— start of Listing —
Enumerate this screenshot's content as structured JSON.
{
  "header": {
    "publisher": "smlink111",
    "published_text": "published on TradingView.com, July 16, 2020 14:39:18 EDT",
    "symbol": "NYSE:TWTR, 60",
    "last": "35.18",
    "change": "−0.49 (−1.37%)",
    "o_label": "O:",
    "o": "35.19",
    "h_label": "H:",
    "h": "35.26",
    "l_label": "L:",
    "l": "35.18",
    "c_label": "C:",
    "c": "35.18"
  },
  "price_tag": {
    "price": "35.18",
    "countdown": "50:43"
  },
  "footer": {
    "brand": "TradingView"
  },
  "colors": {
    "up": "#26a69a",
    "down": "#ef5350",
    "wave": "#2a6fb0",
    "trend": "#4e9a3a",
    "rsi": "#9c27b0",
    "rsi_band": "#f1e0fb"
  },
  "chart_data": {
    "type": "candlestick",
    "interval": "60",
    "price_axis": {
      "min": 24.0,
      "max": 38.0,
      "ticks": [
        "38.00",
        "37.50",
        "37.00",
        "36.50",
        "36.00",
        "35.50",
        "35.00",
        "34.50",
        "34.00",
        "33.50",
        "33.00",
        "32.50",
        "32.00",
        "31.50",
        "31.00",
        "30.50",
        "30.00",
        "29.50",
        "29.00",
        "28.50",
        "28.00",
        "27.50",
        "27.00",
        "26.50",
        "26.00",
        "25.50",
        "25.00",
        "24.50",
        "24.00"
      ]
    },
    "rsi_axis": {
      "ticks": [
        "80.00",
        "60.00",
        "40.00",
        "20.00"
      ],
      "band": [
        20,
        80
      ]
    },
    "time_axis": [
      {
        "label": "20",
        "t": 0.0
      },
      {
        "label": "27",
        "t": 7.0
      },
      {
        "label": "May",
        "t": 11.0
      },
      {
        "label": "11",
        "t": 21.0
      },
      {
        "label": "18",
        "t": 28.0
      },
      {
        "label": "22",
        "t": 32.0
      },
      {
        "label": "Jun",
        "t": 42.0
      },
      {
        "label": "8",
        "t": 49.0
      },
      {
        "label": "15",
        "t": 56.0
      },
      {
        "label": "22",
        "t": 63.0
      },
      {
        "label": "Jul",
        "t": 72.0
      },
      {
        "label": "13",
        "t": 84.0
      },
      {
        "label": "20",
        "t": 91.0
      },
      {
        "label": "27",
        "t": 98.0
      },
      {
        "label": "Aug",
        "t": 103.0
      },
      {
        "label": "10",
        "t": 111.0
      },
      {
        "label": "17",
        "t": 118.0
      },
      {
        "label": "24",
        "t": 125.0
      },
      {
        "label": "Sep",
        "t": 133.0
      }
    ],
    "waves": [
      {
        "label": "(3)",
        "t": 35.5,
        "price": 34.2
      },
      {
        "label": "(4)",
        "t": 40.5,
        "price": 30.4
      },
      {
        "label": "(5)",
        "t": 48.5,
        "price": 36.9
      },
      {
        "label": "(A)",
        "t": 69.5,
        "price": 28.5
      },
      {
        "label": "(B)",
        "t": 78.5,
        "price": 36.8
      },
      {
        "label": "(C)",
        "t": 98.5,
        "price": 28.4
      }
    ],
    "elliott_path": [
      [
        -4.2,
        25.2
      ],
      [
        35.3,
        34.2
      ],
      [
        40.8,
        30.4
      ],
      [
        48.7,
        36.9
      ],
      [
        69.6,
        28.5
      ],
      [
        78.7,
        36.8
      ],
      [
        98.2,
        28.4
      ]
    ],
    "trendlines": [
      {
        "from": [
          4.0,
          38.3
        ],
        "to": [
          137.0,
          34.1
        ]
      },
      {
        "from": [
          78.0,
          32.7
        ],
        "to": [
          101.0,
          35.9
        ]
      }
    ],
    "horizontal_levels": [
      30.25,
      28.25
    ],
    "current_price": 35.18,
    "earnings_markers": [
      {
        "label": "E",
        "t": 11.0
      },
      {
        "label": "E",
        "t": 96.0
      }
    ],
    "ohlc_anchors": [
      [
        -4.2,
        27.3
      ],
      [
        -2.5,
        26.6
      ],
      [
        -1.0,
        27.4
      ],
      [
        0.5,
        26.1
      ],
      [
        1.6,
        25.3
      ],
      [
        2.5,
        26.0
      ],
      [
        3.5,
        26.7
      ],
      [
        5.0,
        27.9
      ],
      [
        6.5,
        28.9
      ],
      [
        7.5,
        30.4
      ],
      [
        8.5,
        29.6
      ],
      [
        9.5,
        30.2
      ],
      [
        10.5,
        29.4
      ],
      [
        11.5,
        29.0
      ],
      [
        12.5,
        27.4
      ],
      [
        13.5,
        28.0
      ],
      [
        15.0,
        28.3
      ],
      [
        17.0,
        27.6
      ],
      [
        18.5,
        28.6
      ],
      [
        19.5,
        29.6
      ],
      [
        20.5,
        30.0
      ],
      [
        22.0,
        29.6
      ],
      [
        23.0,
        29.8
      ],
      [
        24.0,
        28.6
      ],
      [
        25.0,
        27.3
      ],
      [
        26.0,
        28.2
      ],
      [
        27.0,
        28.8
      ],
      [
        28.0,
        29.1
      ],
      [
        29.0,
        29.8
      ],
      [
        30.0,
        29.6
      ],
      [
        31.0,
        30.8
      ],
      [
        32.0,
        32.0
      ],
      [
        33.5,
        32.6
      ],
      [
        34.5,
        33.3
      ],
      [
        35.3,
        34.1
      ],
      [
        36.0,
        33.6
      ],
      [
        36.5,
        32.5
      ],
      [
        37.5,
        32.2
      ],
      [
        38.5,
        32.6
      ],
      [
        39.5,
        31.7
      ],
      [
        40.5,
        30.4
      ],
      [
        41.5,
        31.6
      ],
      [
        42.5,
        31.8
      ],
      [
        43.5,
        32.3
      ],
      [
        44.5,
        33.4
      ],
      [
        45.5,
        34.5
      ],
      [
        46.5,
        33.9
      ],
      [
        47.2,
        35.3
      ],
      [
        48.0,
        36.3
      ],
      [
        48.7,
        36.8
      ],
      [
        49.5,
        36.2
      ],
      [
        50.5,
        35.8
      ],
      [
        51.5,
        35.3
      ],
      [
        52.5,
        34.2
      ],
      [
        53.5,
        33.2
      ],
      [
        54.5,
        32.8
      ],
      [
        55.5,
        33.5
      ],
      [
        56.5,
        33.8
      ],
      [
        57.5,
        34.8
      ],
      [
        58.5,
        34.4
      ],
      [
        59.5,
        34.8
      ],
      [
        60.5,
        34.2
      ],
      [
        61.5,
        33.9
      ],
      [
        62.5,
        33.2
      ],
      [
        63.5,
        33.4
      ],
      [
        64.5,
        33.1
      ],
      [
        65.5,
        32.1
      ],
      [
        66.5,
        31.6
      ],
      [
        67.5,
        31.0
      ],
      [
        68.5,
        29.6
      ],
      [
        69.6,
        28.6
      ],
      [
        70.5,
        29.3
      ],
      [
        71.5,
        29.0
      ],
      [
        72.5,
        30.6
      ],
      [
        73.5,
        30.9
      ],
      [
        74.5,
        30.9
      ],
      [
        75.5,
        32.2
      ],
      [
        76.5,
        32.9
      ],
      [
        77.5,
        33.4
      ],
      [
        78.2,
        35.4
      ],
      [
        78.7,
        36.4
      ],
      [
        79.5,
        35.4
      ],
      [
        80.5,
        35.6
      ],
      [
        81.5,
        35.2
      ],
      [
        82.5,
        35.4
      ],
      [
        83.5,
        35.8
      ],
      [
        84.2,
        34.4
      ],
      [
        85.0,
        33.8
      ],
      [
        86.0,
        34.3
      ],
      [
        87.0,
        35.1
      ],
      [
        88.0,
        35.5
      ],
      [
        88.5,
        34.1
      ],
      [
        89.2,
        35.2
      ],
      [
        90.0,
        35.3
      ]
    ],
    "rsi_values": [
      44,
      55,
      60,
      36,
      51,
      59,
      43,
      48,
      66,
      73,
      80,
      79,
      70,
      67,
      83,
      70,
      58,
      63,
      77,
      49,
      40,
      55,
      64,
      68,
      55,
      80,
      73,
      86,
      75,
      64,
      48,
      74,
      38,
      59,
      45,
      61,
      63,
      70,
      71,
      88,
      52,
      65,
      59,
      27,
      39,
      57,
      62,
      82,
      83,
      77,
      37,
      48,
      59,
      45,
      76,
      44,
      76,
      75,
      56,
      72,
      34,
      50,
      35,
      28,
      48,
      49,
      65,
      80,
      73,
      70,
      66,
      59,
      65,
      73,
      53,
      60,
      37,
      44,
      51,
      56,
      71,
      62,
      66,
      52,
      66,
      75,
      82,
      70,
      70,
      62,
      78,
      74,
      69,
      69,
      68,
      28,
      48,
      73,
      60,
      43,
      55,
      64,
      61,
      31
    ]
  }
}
— end of Listing —
Stated exercise: For the data above, state how many lines contain "TradingView"; the number is the whole answer.

Final result: 2